►

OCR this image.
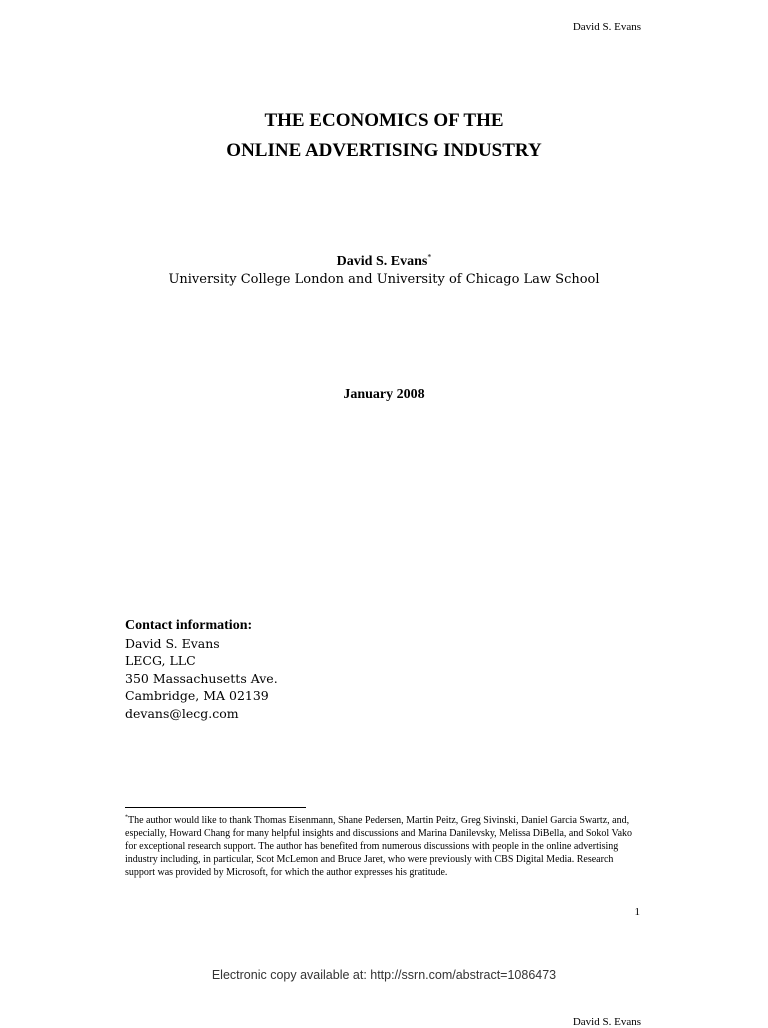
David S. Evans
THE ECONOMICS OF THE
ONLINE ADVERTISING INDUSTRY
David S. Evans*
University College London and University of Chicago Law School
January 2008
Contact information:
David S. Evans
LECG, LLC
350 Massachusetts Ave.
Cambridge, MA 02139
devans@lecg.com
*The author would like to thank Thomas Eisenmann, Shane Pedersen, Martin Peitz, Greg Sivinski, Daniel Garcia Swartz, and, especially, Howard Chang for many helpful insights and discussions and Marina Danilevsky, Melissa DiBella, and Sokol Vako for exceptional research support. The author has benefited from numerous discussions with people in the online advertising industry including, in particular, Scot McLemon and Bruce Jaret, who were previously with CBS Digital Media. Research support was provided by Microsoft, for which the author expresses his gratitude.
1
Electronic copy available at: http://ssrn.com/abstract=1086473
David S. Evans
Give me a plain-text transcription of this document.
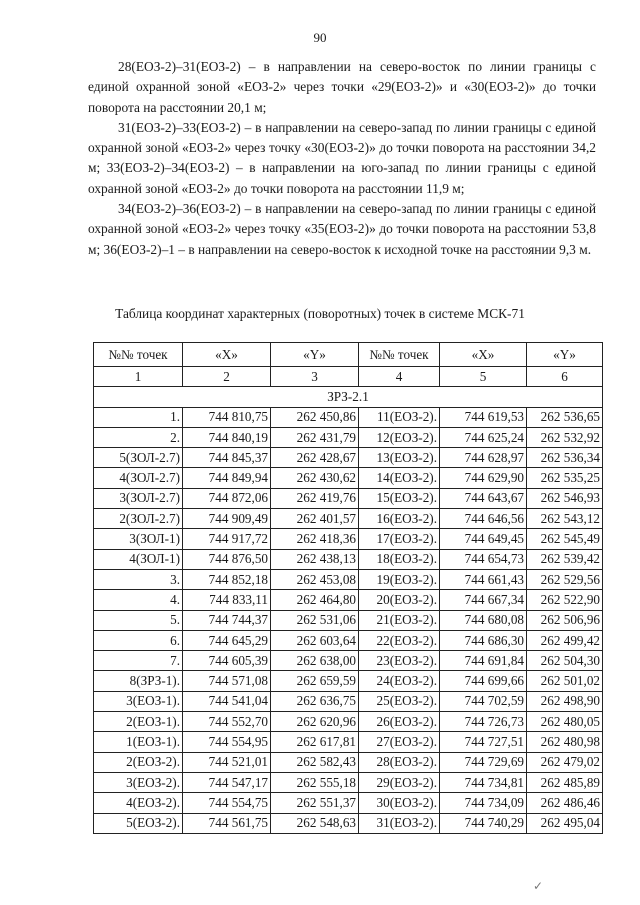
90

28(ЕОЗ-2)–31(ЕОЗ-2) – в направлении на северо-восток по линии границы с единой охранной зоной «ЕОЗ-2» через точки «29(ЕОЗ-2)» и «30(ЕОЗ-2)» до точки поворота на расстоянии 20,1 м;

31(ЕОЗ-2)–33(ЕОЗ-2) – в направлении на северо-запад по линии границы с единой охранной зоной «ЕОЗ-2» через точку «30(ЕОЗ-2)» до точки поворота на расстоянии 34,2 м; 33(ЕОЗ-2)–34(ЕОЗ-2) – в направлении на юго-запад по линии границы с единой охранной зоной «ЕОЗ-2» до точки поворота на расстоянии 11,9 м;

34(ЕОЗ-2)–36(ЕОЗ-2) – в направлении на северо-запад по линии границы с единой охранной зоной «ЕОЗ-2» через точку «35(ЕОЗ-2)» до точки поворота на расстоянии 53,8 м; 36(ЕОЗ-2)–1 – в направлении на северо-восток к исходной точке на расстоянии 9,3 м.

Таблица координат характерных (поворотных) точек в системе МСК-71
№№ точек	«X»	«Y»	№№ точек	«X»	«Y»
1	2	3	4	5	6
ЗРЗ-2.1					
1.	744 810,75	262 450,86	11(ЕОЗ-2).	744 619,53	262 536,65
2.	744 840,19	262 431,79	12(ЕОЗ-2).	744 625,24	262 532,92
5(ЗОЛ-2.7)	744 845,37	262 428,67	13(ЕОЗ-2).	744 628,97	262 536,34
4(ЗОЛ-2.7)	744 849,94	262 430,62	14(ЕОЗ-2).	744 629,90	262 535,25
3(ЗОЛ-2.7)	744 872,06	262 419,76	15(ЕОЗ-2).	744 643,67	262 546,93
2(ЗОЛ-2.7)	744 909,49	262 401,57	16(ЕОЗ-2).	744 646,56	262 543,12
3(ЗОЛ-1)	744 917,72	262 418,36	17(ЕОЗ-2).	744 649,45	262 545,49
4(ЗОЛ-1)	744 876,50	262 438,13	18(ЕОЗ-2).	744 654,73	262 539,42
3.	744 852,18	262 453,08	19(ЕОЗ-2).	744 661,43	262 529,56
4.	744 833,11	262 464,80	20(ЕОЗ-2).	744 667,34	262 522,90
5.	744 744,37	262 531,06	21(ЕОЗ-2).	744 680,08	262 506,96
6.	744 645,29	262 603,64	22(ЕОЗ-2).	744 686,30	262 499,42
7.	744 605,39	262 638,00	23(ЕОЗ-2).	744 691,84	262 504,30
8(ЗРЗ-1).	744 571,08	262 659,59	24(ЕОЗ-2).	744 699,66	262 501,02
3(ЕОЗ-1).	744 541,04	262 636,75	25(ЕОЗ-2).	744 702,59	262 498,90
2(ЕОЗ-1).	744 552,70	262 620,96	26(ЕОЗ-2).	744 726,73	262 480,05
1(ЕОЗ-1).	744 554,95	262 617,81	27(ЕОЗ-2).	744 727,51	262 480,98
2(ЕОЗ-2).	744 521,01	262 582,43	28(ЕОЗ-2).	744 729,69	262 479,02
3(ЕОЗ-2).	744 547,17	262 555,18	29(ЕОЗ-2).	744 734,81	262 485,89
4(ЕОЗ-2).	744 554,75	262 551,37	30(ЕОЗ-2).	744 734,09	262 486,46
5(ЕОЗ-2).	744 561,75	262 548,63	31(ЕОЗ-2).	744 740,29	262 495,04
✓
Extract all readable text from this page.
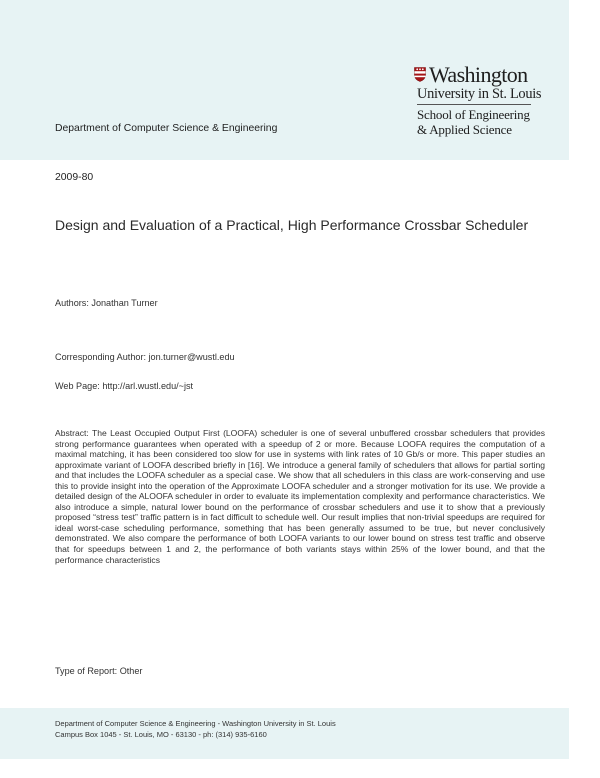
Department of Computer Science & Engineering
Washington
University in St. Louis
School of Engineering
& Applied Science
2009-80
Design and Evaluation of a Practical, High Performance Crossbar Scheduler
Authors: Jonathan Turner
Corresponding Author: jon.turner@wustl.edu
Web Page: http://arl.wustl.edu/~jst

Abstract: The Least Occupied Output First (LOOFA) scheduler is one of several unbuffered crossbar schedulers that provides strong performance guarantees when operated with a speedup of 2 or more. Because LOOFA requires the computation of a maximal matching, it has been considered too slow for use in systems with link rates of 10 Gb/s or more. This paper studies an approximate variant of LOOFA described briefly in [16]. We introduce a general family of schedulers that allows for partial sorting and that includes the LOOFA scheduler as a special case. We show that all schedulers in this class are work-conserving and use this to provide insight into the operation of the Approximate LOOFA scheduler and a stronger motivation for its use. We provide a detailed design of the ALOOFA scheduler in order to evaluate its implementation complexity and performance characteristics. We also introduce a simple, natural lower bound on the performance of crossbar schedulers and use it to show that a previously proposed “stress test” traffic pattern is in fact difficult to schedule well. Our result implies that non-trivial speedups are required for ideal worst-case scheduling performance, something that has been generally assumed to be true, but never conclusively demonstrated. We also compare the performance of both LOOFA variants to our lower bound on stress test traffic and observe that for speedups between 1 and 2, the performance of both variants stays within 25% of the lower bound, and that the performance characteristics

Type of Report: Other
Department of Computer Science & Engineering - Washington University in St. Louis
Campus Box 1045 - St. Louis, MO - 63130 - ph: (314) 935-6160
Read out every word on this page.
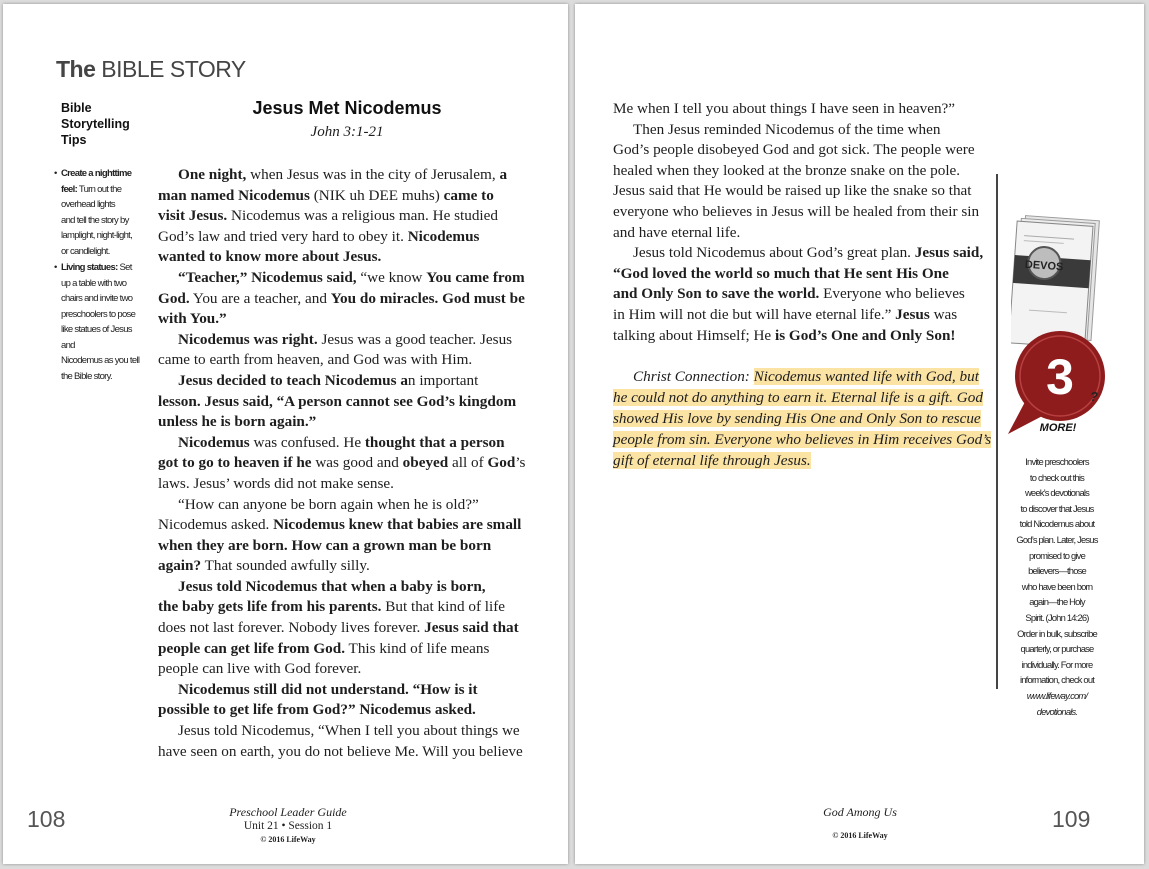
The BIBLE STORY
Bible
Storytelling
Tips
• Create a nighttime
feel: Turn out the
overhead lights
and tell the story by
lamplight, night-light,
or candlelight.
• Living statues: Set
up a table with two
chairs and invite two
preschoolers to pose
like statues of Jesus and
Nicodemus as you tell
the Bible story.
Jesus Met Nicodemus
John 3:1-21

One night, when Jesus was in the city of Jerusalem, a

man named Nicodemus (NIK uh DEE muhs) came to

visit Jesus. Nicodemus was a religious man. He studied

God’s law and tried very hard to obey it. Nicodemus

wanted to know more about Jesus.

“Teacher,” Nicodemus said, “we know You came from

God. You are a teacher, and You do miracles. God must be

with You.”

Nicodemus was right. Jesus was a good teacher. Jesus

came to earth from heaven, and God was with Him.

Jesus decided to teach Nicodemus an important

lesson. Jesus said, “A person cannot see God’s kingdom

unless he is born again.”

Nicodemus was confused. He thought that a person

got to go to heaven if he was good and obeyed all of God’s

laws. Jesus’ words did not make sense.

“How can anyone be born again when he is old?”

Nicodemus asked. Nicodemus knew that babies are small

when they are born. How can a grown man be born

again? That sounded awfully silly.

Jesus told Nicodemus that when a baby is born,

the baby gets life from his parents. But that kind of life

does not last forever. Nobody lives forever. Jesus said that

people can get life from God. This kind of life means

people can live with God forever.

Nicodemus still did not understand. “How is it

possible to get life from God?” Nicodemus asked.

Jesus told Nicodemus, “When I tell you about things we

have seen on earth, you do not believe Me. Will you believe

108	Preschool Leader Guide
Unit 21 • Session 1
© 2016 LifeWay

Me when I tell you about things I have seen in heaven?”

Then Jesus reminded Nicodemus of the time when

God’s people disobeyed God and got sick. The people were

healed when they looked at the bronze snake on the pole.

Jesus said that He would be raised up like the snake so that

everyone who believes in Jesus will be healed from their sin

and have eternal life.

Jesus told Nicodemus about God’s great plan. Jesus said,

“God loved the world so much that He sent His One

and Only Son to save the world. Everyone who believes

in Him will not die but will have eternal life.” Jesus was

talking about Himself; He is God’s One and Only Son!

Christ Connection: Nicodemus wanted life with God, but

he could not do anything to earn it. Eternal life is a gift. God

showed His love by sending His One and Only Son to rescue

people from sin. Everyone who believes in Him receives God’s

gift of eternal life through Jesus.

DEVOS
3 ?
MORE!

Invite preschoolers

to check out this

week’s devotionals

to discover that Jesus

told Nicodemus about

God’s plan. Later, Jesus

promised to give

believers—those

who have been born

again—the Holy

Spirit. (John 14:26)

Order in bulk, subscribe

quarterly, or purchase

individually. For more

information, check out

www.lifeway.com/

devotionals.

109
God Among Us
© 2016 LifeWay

◄

- [Task to complete] Only lines with "they" are wanted here; list each of them.

- [Response to this exercise]
when they are born. How can a grown man be born
healed when they looked at the bronze snake on the pole.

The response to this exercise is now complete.